++++ Task input ++++

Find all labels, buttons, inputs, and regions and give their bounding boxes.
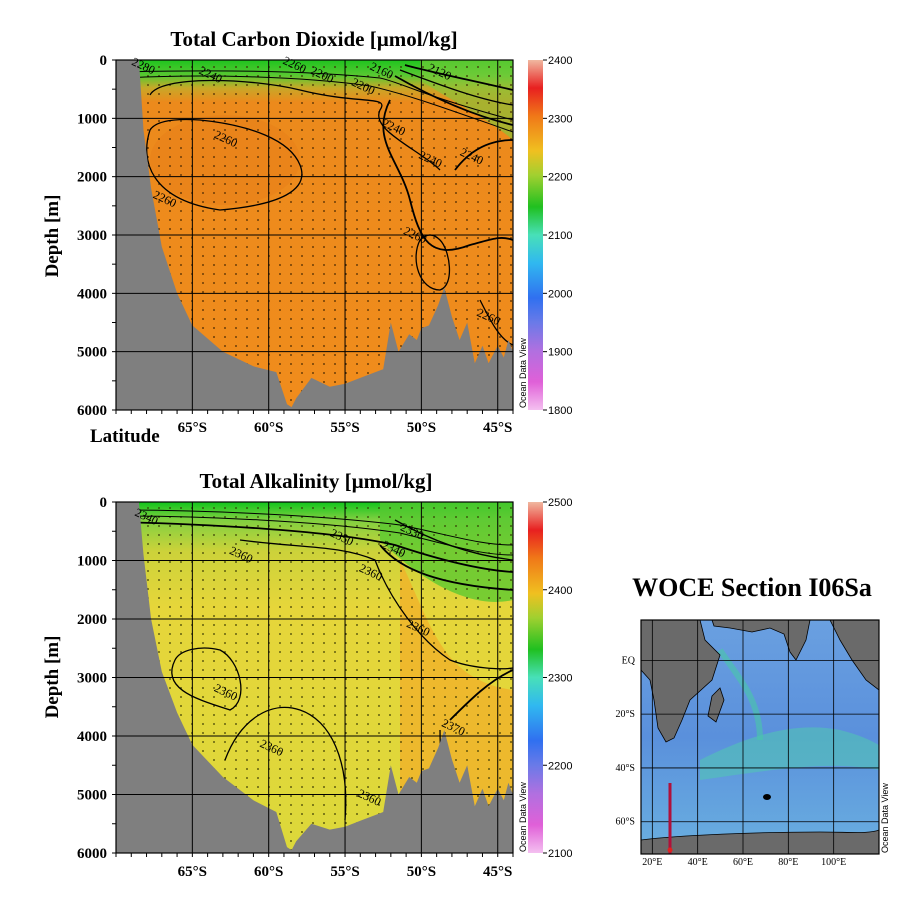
dic-section-plot: Total Carbon Dioxide [µmol/kg] (42, 27, 572, 447)
colorbar-tick-label: 2400 (548, 55, 572, 67)
alk-y-ticks: 0 1000 2000 3000 4000 5000 6000 (77, 495, 107, 862)
y-tick-label: 1000 (77, 554, 107, 570)
dic-x-ticks: 65°S 60°S 55°S 50°S 45°S (178, 420, 513, 436)
y-tick-label: 0 (100, 53, 108, 69)
y-tick-label: 1000 (77, 111, 107, 127)
colorbar-tick-label: 2000 (548, 288, 572, 300)
map-watermark: Ocean Data View (880, 783, 890, 853)
map-madagascar (707, 687, 725, 723)
alk-colorbar (528, 502, 543, 853)
map-graticule (641, 620, 879, 854)
map-lat-label: EQ (622, 655, 636, 666)
alk-x-ticks: 65°S 60°S 55°S 50°S 45°S (178, 864, 513, 880)
y-tick-label: 5000 (77, 345, 107, 361)
y-tick-label: 6000 (77, 403, 107, 419)
x-tick-label: 65°S (178, 864, 207, 880)
x-tick-label: 55°S (330, 420, 359, 436)
alk-seafloor (116, 502, 513, 853)
map-lon-labels: 20°E 40°E 60°E 80°E 100°E (642, 857, 846, 868)
colorbar-tick-label: 2500 (548, 497, 572, 509)
x-tick-label: 55°S (330, 864, 359, 880)
map-antarctica (641, 829, 879, 854)
map-ridge (700, 727, 879, 780)
map-section-end (667, 847, 673, 853)
map-lon-label: 80°E (778, 857, 798, 868)
x-tick-label: 50°S (407, 420, 436, 436)
map-lat-label: 60°S (615, 817, 635, 828)
dic-title: Total Carbon Dioxide [µmol/kg] (170, 27, 457, 51)
map-lon-label: 40°E (688, 857, 708, 868)
colorbar-tick-label: 1900 (548, 347, 572, 359)
dic-ylabel: Depth [m] (42, 195, 63, 278)
y-tick-label: 6000 (77, 846, 107, 862)
dic-watermark: Ocean Data View (518, 338, 528, 408)
alk-colorbar-ticks: 2500 2400 2300 2200 2100 (543, 497, 572, 860)
colorbar-tick-label: 2100 (548, 230, 572, 242)
colorbar-tick-label: 2200 (548, 760, 572, 772)
x-tick-label: 50°S (407, 864, 436, 880)
dic-frame (115, 59, 514, 411)
y-tick-label: 3000 (77, 671, 107, 687)
map-frame (640, 619, 880, 855)
map-lon-label: 100°E (821, 857, 846, 868)
map-title: WOCE Section I06Sa (632, 573, 872, 602)
map-africa (641, 620, 721, 743)
colorbar-tick-label: 2400 (548, 585, 572, 597)
y-tick-label: 5000 (77, 788, 107, 804)
dic-contours (119, 64, 513, 346)
colorbar-tick-label: 2100 (548, 848, 572, 860)
colorbar-tick-label: 2300 (548, 113, 572, 125)
y-tick-label: 4000 (77, 729, 107, 745)
map-lat-label: 40°S (615, 763, 635, 774)
colorbar-tick-label: 1800 (548, 405, 572, 417)
alk-watermark: Ocean Data View (518, 782, 528, 852)
map-lat-labels: EQ 20°S 40°S 60°S (615, 655, 635, 827)
section-location-map: WOCE Section I06Sa EQ 20°S 40°S 60°S 20°E 40… (615, 573, 890, 868)
alk-frame (115, 501, 514, 854)
y-tick-label: 4000 (77, 286, 107, 302)
map-lat-label: 20°S (615, 709, 635, 720)
y-tick-label: 0 (100, 495, 108, 511)
map-southeast-asia (829, 620, 879, 691)
dic-colorbar (528, 60, 543, 410)
map-asia (711, 620, 811, 661)
x-tick-label: 45°S (483, 420, 512, 436)
map-lon-label: 20°E (642, 857, 662, 868)
map-kerguelen (763, 794, 771, 800)
x-tick-label: 45°S (483, 864, 512, 880)
y-tick-label: 3000 (77, 228, 107, 244)
dic-seafloor (116, 60, 513, 410)
x-tick-label: 65°S (178, 420, 207, 436)
map-central-ridge (717, 648, 763, 741)
x-tick-label: 60°S (254, 420, 283, 436)
dic-xlabel: Latitude (90, 426, 160, 447)
dic-colorbar-ticks: 2400 2300 2200 2100 2000 1900 1800 (543, 55, 572, 417)
alk-title: Total Alkalinity [µmol/kg] (199, 469, 432, 493)
alk-ylabel: Depth [m] (42, 636, 63, 719)
colorbar-tick-label: 2200 (548, 172, 572, 184)
y-tick-label: 2000 (77, 612, 107, 628)
x-tick-label: 60°S (254, 864, 283, 880)
y-tick-label: 2000 (77, 170, 107, 186)
map-lon-label: 60°E (733, 857, 753, 868)
dic-y-ticks: 0 1000 2000 3000 4000 5000 6000 (77, 53, 107, 419)
colorbar-tick-label: 2300 (548, 673, 572, 685)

++++

What to work on - Copy each of the layout items above word for word, leaving out the pictures.

Problem solution -
Find all labels, buttons, inputs, and regions and give their bounding boxes.
dic-section-plot: Total Carbon Dioxide [µmol/kg] (42, 27, 572, 447)
colorbar-tick-label: 2400 (548, 55, 572, 67)
alk-y-ticks: 0 1000 2000 3000 4000 5000 6000 (77, 495, 107, 862)
y-tick-label: 1000 (77, 554, 107, 570)
dic-x-ticks: 65°S 60°S 55°S 50°S 45°S (178, 420, 513, 436)
y-tick-label: 0 (100, 53, 108, 69)
y-tick-label: 1000 (77, 111, 107, 127)
colorbar-tick-label: 2000 (548, 288, 572, 300)
map-watermark: Ocean Data View (880, 783, 890, 853)
map-madagascar (707, 687, 725, 723)
alk-colorbar (528, 502, 543, 853)
map-graticule (641, 620, 879, 854)
map-lat-label: EQ (622, 655, 636, 666)
alk-x-ticks: 65°S 60°S 55°S 50°S 45°S (178, 864, 513, 880)
y-tick-label: 5000 (77, 345, 107, 361)
y-tick-label: 6000 (77, 403, 107, 419)
x-tick-label: 65°S (178, 864, 207, 880)
x-tick-label: 55°S (330, 420, 359, 436)
alk-seafloor (116, 502, 513, 853)
map-lon-labels: 20°E 40°E 60°E 80°E 100°E (642, 857, 846, 868)
colorbar-tick-label: 2500 (548, 497, 572, 509)
x-tick-label: 55°S (330, 864, 359, 880)
map-antarctica (641, 829, 879, 854)
map-ridge (700, 727, 879, 780)
map-section-end (667, 847, 673, 853)
map-lon-label: 80°E (778, 857, 798, 868)
x-tick-label: 50°S (407, 420, 436, 436)
map-lat-label: 60°S (615, 817, 635, 828)
dic-title: Total Carbon Dioxide [µmol/kg] (170, 27, 457, 51)
map-lon-label: 40°E (688, 857, 708, 868)
colorbar-tick-label: 1900 (548, 347, 572, 359)
dic-ylabel: Depth [m] (42, 195, 63, 278)
y-tick-label: 6000 (77, 846, 107, 862)
dic-watermark: Ocean Data View (518, 338, 528, 408)
alk-colorbar-ticks: 2500 2400 2300 2200 2100 (543, 497, 572, 860)
colorbar-tick-label: 2100 (548, 230, 572, 242)
colorbar-tick-label: 2200 (548, 760, 572, 772)
x-tick-label: 50°S (407, 864, 436, 880)
dic-frame (115, 59, 514, 411)
y-tick-label: 3000 (77, 671, 107, 687)
map-frame (640, 619, 880, 855)
map-lon-label: 100°E (821, 857, 846, 868)
map-title: WOCE Section I06Sa (632, 573, 872, 602)
map-africa (641, 620, 721, 743)
colorbar-tick-label: 2400 (548, 585, 572, 597)
y-tick-label: 5000 (77, 788, 107, 804)
dic-contours (119, 64, 513, 346)
colorbar-tick-label: 2100 (548, 848, 572, 860)
colorbar-tick-label: 2300 (548, 113, 572, 125)
y-tick-label: 4000 (77, 729, 107, 745)
map-lat-label: 40°S (615, 763, 635, 774)
colorbar-tick-label: 1800 (548, 405, 572, 417)
alk-watermark: Ocean Data View (518, 782, 528, 852)
map-lat-labels: EQ 20°S 40°S 60°S (615, 655, 635, 827)
section-location-map: WOCE Section I06Sa EQ 20°S 40°S 60°S 20°E 40… (615, 573, 890, 868)
alk-frame (115, 501, 514, 854)
y-tick-label: 4000 (77, 286, 107, 302)
map-lat-label: 20°S (615, 709, 635, 720)
y-tick-label: 0 (100, 495, 108, 511)
map-southeast-asia (829, 620, 879, 691)
dic-colorbar (528, 60, 543, 410)
map-asia (711, 620, 811, 661)
x-tick-label: 45°S (483, 420, 512, 436)
map-lon-label: 20°E (642, 857, 662, 868)
map-kerguelen (763, 794, 771, 800)
x-tick-label: 45°S (483, 864, 512, 880)
y-tick-label: 3000 (77, 228, 107, 244)
dic-seafloor (116, 60, 513, 410)
x-tick-label: 65°S (178, 420, 207, 436)
map-central-ridge (717, 648, 763, 741)
x-tick-label: 60°S (254, 420, 283, 436)
dic-xlabel: Latitude (90, 426, 160, 447)
dic-colorbar-ticks: 2400 2300 2200 2100 2000 1900 1800 (543, 55, 572, 417)
alk-title: Total Alkalinity [µmol/kg] (199, 469, 432, 493)
alk-ylabel: Depth [m] (42, 636, 63, 719)
colorbar-tick-label: 2200 (548, 172, 572, 184)
y-tick-label: 2000 (77, 612, 107, 628)
x-tick-label: 60°S (254, 864, 283, 880)
y-tick-label: 2000 (77, 170, 107, 186)
map-lon-label: 60°E (733, 857, 753, 868)
dic-y-ticks: 0 1000 2000 3000 4000 5000 6000 (77, 53, 107, 419)
colorbar-tick-label: 2300 (548, 673, 572, 685)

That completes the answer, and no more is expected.